Omit the pictures, then write out every entry exactly as it reads.

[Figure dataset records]
* * * *

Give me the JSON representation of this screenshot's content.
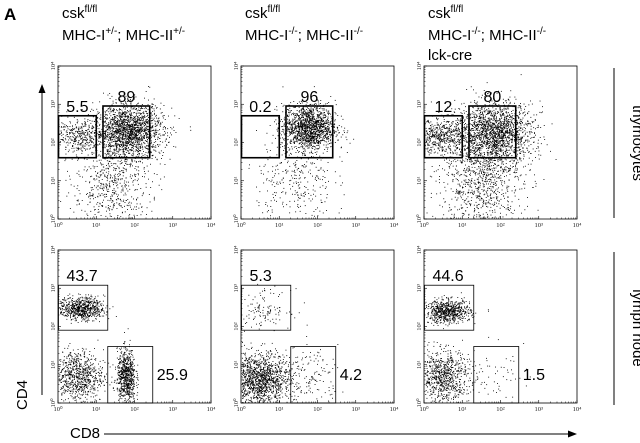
{
  "figure": {
    "panel_label": "A",
    "x_axis_label": "CD8",
    "y_axis_label": "CD4",
    "row_labels": [
      "thymocytes",
      "lymph node"
    ],
    "columns": [
      {
        "line1_base": "csk",
        "line1_sup": "fl/fl",
        "line2": [
          [
            "MHC-I",
            "+/-"
          ],
          [
            "; MHC-II",
            "+/-"
          ]
        ],
        "line3": ""
      },
      {
        "line1_base": "csk",
        "line1_sup": "fl/fl",
        "line2": [
          [
            "MHC-I",
            "-/-"
          ],
          [
            "; MHC-II",
            "-/-"
          ]
        ],
        "line3": ""
      },
      {
        "line1_base": "csk",
        "line1_sup": "fl/fl",
        "line2": [
          [
            "MHC-I",
            "-/-"
          ],
          [
            "; MHC-II",
            "-/-"
          ]
        ],
        "line3": "lck-cre"
      }
    ]
  },
  "chart_data": {
    "type": "scatter",
    "xlabel": "CD8",
    "ylabel": "CD4",
    "xscale": "log",
    "yscale": "log",
    "xlim": [
      1,
      10000
    ],
    "ylim": [
      1,
      10000
    ],
    "tick_labels": [
      "10⁰",
      "10¹",
      "10²",
      "10³",
      "10⁴"
    ],
    "panels": [
      {
        "row": "thymocytes",
        "column": 0,
        "gates": [
          {
            "name": "CD4 single positive",
            "percent": "5.5",
            "x_range": [
              1,
              10
            ],
            "y_range": [
              40,
              500
            ]
          },
          {
            "name": "double positive",
            "percent": "89",
            "x_range": [
              15,
              250
            ],
            "y_range": [
              40,
              900
            ]
          }
        ],
        "populations": [
          {
            "center": [
              70,
              200
            ],
            "spread": [
              0.45,
              0.35
            ],
            "weight": 1800
          },
          {
            "center": [
              3,
              150
            ],
            "spread": [
              0.35,
              0.22
            ],
            "weight": 350
          },
          {
            "center": [
              25,
              8
            ],
            "spread": [
              0.5,
              0.6
            ],
            "weight": 600
          }
        ]
      },
      {
        "row": "thymocytes",
        "column": 1,
        "gates": [
          {
            "name": "CD4 single positive",
            "percent": "0.2",
            "x_range": [
              1,
              10
            ],
            "y_range": [
              40,
              500
            ]
          },
          {
            "name": "double positive",
            "percent": "96",
            "x_range": [
              15,
              250
            ],
            "y_range": [
              40,
              900
            ]
          }
        ],
        "populations": [
          {
            "center": [
              60,
              250
            ],
            "spread": [
              0.35,
              0.3
            ],
            "weight": 1500
          },
          {
            "center": [
              25,
              10
            ],
            "spread": [
              0.5,
              0.6
            ],
            "weight": 300
          }
        ]
      },
      {
        "row": "thymocytes",
        "column": 2,
        "gates": [
          {
            "name": "CD4 single positive",
            "percent": "12",
            "x_range": [
              1,
              10
            ],
            "y_range": [
              40,
              500
            ]
          },
          {
            "name": "double positive",
            "percent": "80",
            "x_range": [
              15,
              250
            ],
            "y_range": [
              40,
              900
            ]
          }
        ],
        "populations": [
          {
            "center": [
              70,
              180
            ],
            "spread": [
              0.5,
              0.4
            ],
            "weight": 1800
          },
          {
            "center": [
              3,
              150
            ],
            "spread": [
              0.35,
              0.22
            ],
            "weight": 500
          },
          {
            "center": [
              30,
              10
            ],
            "spread": [
              0.55,
              0.65
            ],
            "weight": 900
          }
        ]
      },
      {
        "row": "lymph node",
        "column": 0,
        "gates": [
          {
            "name": "CD4 single positive",
            "percent": "43.7",
            "x_range": [
              1,
              20
            ],
            "y_range": [
              80,
              1200
            ]
          },
          {
            "name": "CD8 single positive",
            "percent": "25.9",
            "x_range": [
              20,
              300
            ],
            "y_range": [
              1,
              30
            ]
          }
        ],
        "populations": [
          {
            "center": [
              4,
              300
            ],
            "spread": [
              0.3,
              0.15
            ],
            "weight": 700
          },
          {
            "center": [
              3,
              5
            ],
            "spread": [
              0.35,
              0.35
            ],
            "weight": 800
          },
          {
            "center": [
              60,
              5
            ],
            "spread": [
              0.12,
              0.35
            ],
            "weight": 700
          }
        ]
      },
      {
        "row": "lymph node",
        "column": 1,
        "gates": [
          {
            "name": "CD4 single positive",
            "percent": "5.3",
            "x_range": [
              1,
              20
            ],
            "y_range": [
              80,
              1200
            ]
          },
          {
            "name": "CD8 single positive",
            "percent": "4.2",
            "x_range": [
              20,
              300
            ],
            "y_range": [
              1,
              30
            ]
          }
        ],
        "populations": [
          {
            "center": [
              4,
              300
            ],
            "spread": [
              0.35,
              0.25
            ],
            "weight": 120
          },
          {
            "center": [
              3,
              4
            ],
            "spread": [
              0.4,
              0.35
            ],
            "weight": 1400
          },
          {
            "center": [
              60,
              5
            ],
            "spread": [
              0.4,
              0.4
            ],
            "weight": 150
          }
        ]
      },
      {
        "row": "lymph node",
        "column": 2,
        "gates": [
          {
            "name": "CD4 single positive",
            "percent": "44.6",
            "x_range": [
              1,
              20
            ],
            "y_range": [
              80,
              1200
            ]
          },
          {
            "name": "CD8 single positive",
            "percent": "1.5",
            "x_range": [
              20,
              300
            ],
            "y_range": [
              1,
              30
            ]
          }
        ],
        "populations": [
          {
            "center": [
              4,
              250
            ],
            "spread": [
              0.3,
              0.15
            ],
            "weight": 700
          },
          {
            "center": [
              3,
              5
            ],
            "spread": [
              0.35,
              0.35
            ],
            "weight": 800
          },
          {
            "center": [
              60,
              5
            ],
            "spread": [
              0.4,
              0.4
            ],
            "weight": 60
          }
        ]
      }
    ]
  }
}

* * * *

__Output for this exercise__:
Give me the JSON representation of this screenshot's content.
{
  "figure": {
    "panel_label": "A",
    "x_axis_label": "CD8",
    "y_axis_label": "CD4",
    "row_labels": [
      "thymocytes",
      "lymph node"
    ],
    "columns": [
      {
        "line1_base": "csk",
        "line1_sup": "fl/fl",
        "line2": [
          [
            "MHC-I",
            "+/-"
          ],
          [
            "; MHC-II",
            "+/-"
          ]
        ],
        "line3": ""
      },
      {
        "line1_base": "csk",
        "line1_sup": "fl/fl",
        "line2": [
          [
            "MHC-I",
            "-/-"
          ],
          [
            "; MHC-II",
            "-/-"
          ]
        ],
        "line3": ""
      },
      {
        "line1_base": "csk",
        "line1_sup": "fl/fl",
        "line2": [
          [
            "MHC-I",
            "-/-"
          ],
          [
            "; MHC-II",
            "-/-"
          ]
        ],
        "line3": "lck-cre"
      }
    ]
  },
  "chart_data": {
    "type": "scatter",
    "xlabel": "CD8",
    "ylabel": "CD4",
    "xscale": "log",
    "yscale": "log",
    "xlim": [
      1,
      10000
    ],
    "ylim": [
      1,
      10000
    ],
    "tick_labels": [
      "10⁰",
      "10¹",
      "10²",
      "10³",
      "10⁴"
    ],
    "panels": [
      {
        "row": "thymocytes",
        "column": 0,
        "gates": [
          {
            "name": "CD4 single positive",
            "percent": "5.5",
            "x_range": [
              1,
              10
            ],
            "y_range": [
              40,
              500
            ]
          },
          {
            "name": "double positive",
            "percent": "89",
            "x_range": [
              15,
              250
            ],
            "y_range": [
              40,
              900
            ]
          }
        ],
        "populations": [
          {
            "center": [
              70,
              200
            ],
            "spread": [
              0.45,
              0.35
            ],
            "weight": 1800
          },
          {
            "center": [
              3,
              150
            ],
            "spread": [
              0.35,
              0.22
            ],
            "weight": 350
          },
          {
            "center": [
              25,
              8
            ],
            "spread": [
              0.5,
              0.6
            ],
            "weight": 600
          }
        ]
      },
      {
        "row": "thymocytes",
        "column": 1,
        "gates": [
          {
            "name": "CD4 single positive",
            "percent": "0.2",
            "x_range": [
              1,
              10
            ],
            "y_range": [
              40,
              500
            ]
          },
          {
            "name": "double positive",
            "percent": "96",
            "x_range": [
              15,
              250
            ],
            "y_range": [
              40,
              900
            ]
          }
        ],
        "populations": [
          {
            "center": [
              60,
              250
            ],
            "spread": [
              0.35,
              0.3
            ],
            "weight": 1500
          },
          {
            "center": [
              25,
              10
            ],
            "spread": [
              0.5,
              0.6
            ],
            "weight": 300
          }
        ]
      },
      {
        "row": "thymocytes",
        "column": 2,
        "gates": [
          {
            "name": "CD4 single positive",
            "percent": "12",
            "x_range": [
              1,
              10
            ],
            "y_range": [
              40,
              500
            ]
          },
          {
            "name": "double positive",
            "percent": "80",
            "x_range": [
              15,
              250
            ],
            "y_range": [
              40,
              900
            ]
          }
        ],
        "populations": [
          {
            "center": [
              70,
              180
            ],
            "spread": [
              0.5,
              0.4
            ],
            "weight": 1800
          },
          {
            "center": [
              3,
              150
            ],
            "spread": [
              0.35,
              0.22
            ],
            "weight": 500
          },
          {
            "center": [
              30,
              10
            ],
            "spread": [
              0.55,
              0.65
            ],
            "weight": 900
          }
        ]
      },
      {
        "row": "lymph node",
        "column": 0,
        "gates": [
          {
            "name": "CD4 single positive",
            "percent": "43.7",
            "x_range": [
              1,
              20
            ],
            "y_range": [
              80,
              1200
            ]
          },
          {
            "name": "CD8 single positive",
            "percent": "25.9",
            "x_range": [
              20,
              300
            ],
            "y_range": [
              1,
              30
            ]
          }
        ],
        "populations": [
          {
            "center": [
              4,
              300
            ],
            "spread": [
              0.3,
              0.15
            ],
            "weight": 700
          },
          {
            "center": [
              3,
              5
            ],
            "spread": [
              0.35,
              0.35
            ],
            "weight": 800
          },
          {
            "center": [
              60,
              5
            ],
            "spread": [
              0.12,
              0.35
            ],
            "weight": 700
          }
        ]
      },
      {
        "row": "lymph node",
        "column": 1,
        "gates": [
          {
            "name": "CD4 single positive",
            "percent": "5.3",
            "x_range": [
              1,
              20
            ],
            "y_range": [
              80,
              1200
            ]
          },
          {
            "name": "CD8 single positive",
            "percent": "4.2",
            "x_range": [
              20,
              300
            ],
            "y_range": [
              1,
              30
            ]
          }
        ],
        "populations": [
          {
            "center": [
              4,
              300
            ],
            "spread": [
              0.35,
              0.25
            ],
            "weight": 120
          },
          {
            "center": [
              3,
              4
            ],
            "spread": [
              0.4,
              0.35
            ],
            "weight": 1400
          },
          {
            "center": [
              60,
              5
            ],
            "spread": [
              0.4,
              0.4
            ],
            "weight": 150
          }
        ]
      },
      {
        "row": "lymph node",
        "column": 2,
        "gates": [
          {
            "name": "CD4 single positive",
            "percent": "44.6",
            "x_range": [
              1,
              20
            ],
            "y_range": [
              80,
              1200
            ]
          },
          {
            "name": "CD8 single positive",
            "percent": "1.5",
            "x_range": [
              20,
              300
            ],
            "y_range": [
              1,
              30
            ]
          }
        ],
        "populations": [
          {
            "center": [
              4,
              250
            ],
            "spread": [
              0.3,
              0.15
            ],
            "weight": 700
          },
          {
            "center": [
              3,
              5
            ],
            "spread": [
              0.35,
              0.35
            ],
            "weight": 800
          },
          {
            "center": [
              60,
              5
            ],
            "spread": [
              0.4,
              0.4
            ],
            "weight": 60
          }
        ]
      }
    ]
  }
}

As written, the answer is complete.